::: Available data :::
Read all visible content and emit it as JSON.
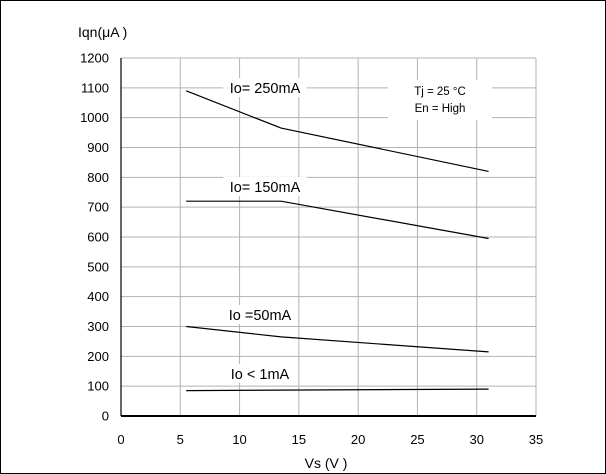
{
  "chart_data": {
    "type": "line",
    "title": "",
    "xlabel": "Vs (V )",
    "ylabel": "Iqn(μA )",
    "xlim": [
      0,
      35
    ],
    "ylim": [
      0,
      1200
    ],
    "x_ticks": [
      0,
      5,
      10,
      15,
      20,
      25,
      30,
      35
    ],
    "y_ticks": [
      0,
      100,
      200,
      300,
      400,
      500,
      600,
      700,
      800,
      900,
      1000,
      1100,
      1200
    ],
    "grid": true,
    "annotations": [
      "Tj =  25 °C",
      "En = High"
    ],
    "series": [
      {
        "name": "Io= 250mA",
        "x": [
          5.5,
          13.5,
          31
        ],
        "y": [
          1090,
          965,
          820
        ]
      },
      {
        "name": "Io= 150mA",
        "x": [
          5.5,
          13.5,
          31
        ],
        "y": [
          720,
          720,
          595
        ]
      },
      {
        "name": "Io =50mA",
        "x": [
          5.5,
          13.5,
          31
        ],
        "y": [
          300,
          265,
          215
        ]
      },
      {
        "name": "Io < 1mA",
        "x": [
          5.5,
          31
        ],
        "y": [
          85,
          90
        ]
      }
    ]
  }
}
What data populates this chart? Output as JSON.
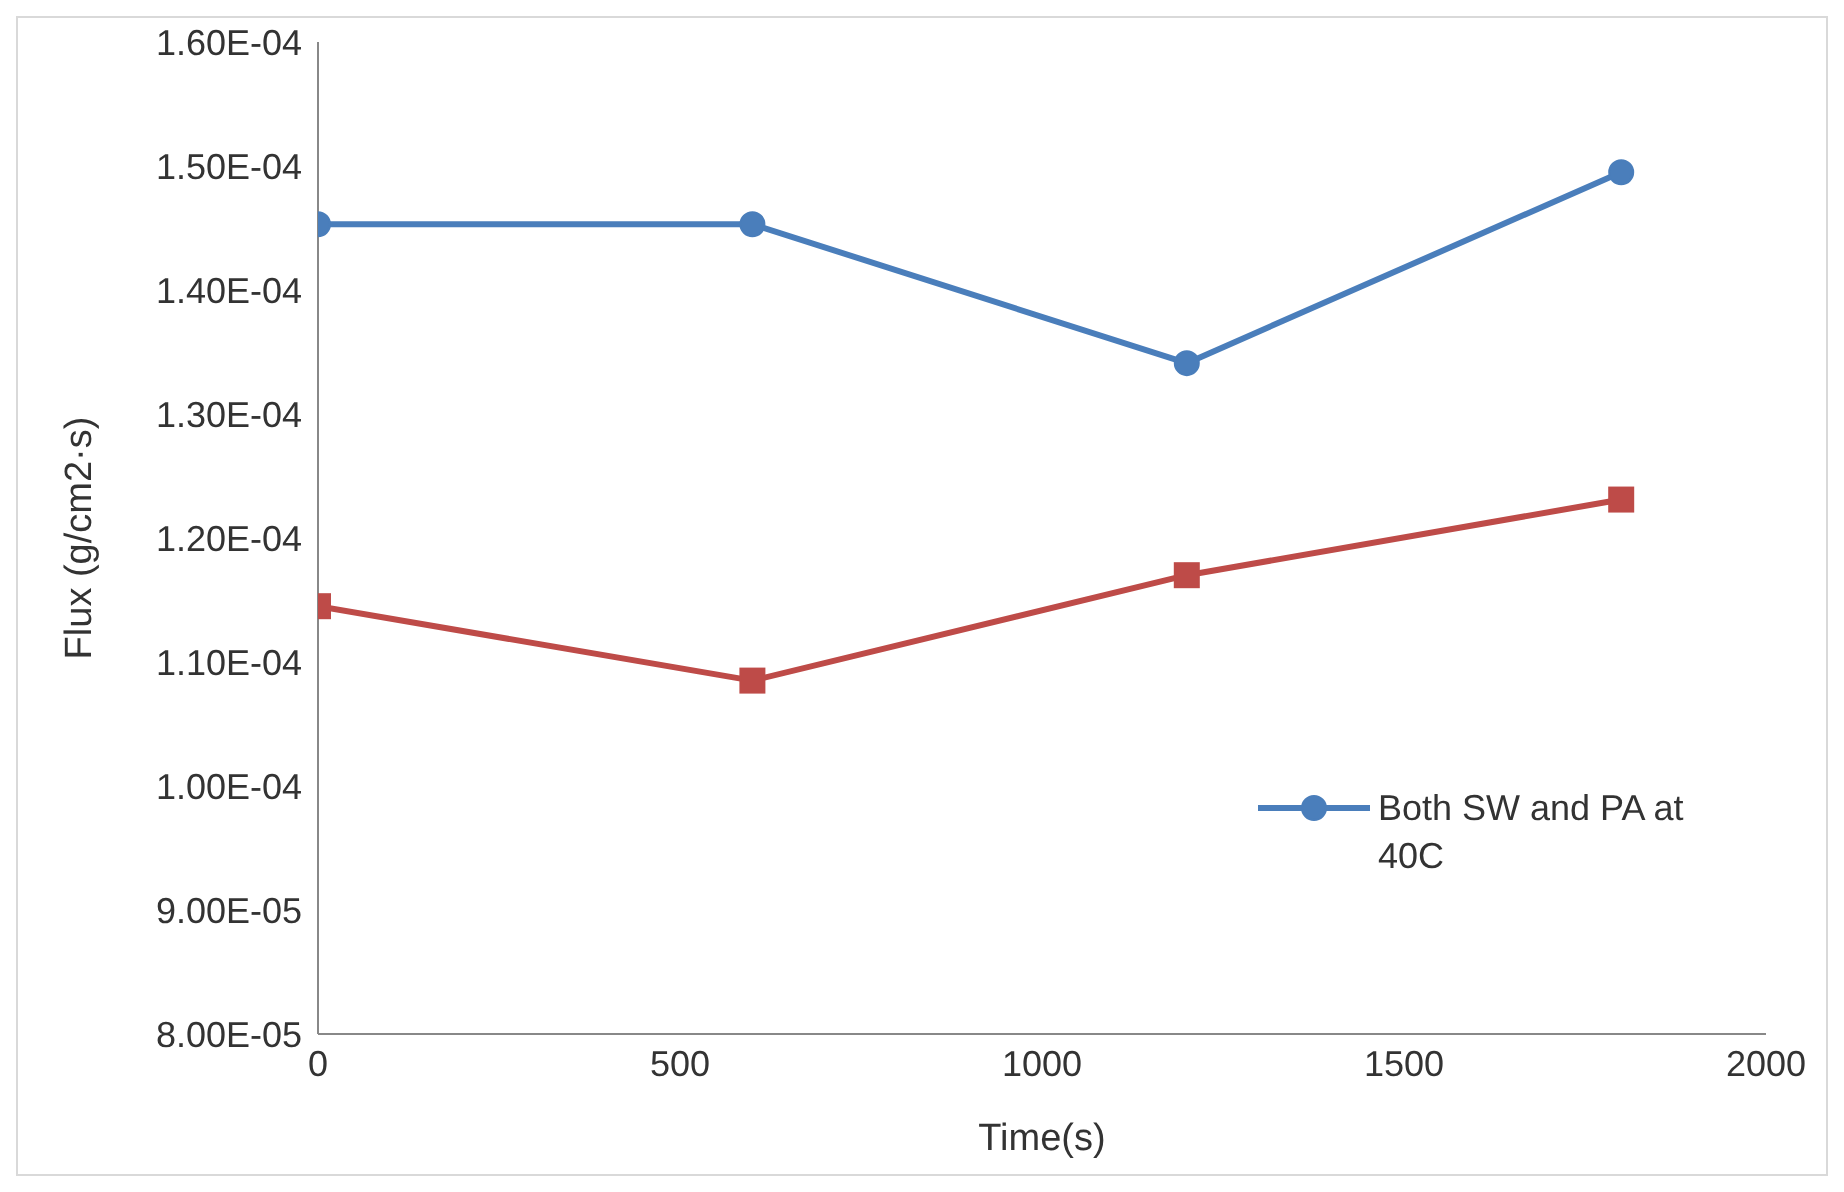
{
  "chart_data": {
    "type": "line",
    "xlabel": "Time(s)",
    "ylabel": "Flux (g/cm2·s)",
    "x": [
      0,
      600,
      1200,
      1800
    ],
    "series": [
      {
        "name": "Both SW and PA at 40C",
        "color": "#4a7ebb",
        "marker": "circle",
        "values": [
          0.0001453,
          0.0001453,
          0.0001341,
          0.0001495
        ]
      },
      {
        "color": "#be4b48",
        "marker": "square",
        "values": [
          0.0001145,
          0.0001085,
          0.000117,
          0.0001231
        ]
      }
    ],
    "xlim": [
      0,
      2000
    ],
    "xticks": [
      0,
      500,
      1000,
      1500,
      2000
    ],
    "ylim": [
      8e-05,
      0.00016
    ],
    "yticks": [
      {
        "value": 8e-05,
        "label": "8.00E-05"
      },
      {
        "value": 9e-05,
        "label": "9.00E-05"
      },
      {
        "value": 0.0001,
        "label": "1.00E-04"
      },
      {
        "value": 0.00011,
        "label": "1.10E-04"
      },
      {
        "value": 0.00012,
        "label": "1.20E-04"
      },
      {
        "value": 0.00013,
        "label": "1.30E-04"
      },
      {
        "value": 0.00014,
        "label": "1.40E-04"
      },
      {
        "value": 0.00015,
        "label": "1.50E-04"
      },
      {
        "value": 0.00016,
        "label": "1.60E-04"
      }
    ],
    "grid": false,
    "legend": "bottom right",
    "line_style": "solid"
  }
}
:::
▶ Stated exercise
Write out all the records again, exactly, minus any pictures.

▶ Expected answer
Read all visible content and emit it as JSON.
{
  "chart_data": {
    "type": "line",
    "title": "",
    "xlabel": "Vs (V )",
    "ylabel": "Iqn(μA )",
    "xlim": [
      0,
      35
    ],
    "ylim": [
      0,
      1200
    ],
    "x_ticks": [
      0,
      5,
      10,
      15,
      20,
      25,
      30,
      35
    ],
    "y_ticks": [
      0,
      100,
      200,
      300,
      400,
      500,
      600,
      700,
      800,
      900,
      1000,
      1100,
      1200
    ],
    "grid": true,
    "annotations": [
      "Tj =  25 °C",
      "En = High"
    ],
    "series": [
      {
        "name": "Io= 250mA",
        "x": [
          5.5,
          13.5,
          31
        ],
        "y": [
          1090,
          965,
          820
        ]
      },
      {
        "name": "Io= 150mA",
        "x": [
          5.5,
          13.5,
          31
        ],
        "y": [
          720,
          720,
          595
        ]
      },
      {
        "name": "Io =50mA",
        "x": [
          5.5,
          13.5,
          31
        ],
        "y": [
          300,
          265,
          215
        ]
      },
      {
        "name": "Io < 1mA",
        "x": [
          5.5,
          31
        ],
        "y": [
          85,
          90
        ]
      }
    ]
  }
}
What data populates this chart? Output as JSON.
{
  "chart_data": {
    "type": "line",
    "xlabel": "Time(s)",
    "ylabel": "Flux (g/cm2·s)",
    "x": [
      0,
      600,
      1200,
      1800
    ],
    "series": [
      {
        "name": "Both SW and PA at 40C",
        "color": "#4a7ebb",
        "marker": "circle",
        "values": [
          0.0001453,
          0.0001453,
          0.0001341,
          0.0001495
        ]
      },
      {
        "color": "#be4b48",
        "marker": "square",
        "values": [
          0.0001145,
          0.0001085,
          0.000117,
          0.0001231
        ]
      }
    ],
    "xlim": [
      0,
      2000
    ],
    "xticks": [
      0,
      500,
      1000,
      1500,
      2000
    ],
    "ylim": [
      8e-05,
      0.00016
    ],
    "yticks": [
      {
        "value": 8e-05,
        "label": "8.00E-05"
      },
      {
        "value": 9e-05,
        "label": "9.00E-05"
      },
      {
        "value": 0.0001,
        "label": "1.00E-04"
      },
      {
        "value": 0.00011,
        "label": "1.10E-04"
      },
      {
        "value": 0.00012,
        "label": "1.20E-04"
      },
      {
        "value": 0.00013,
        "label": "1.30E-04"
      },
      {
        "value": 0.00014,
        "label": "1.40E-04"
      },
      {
        "value": 0.00015,
        "label": "1.50E-04"
      },
      {
        "value": 0.00016,
        "label": "1.60E-04"
      }
    ],
    "grid": false,
    "legend": "bottom right",
    "line_style": "solid"
  }
}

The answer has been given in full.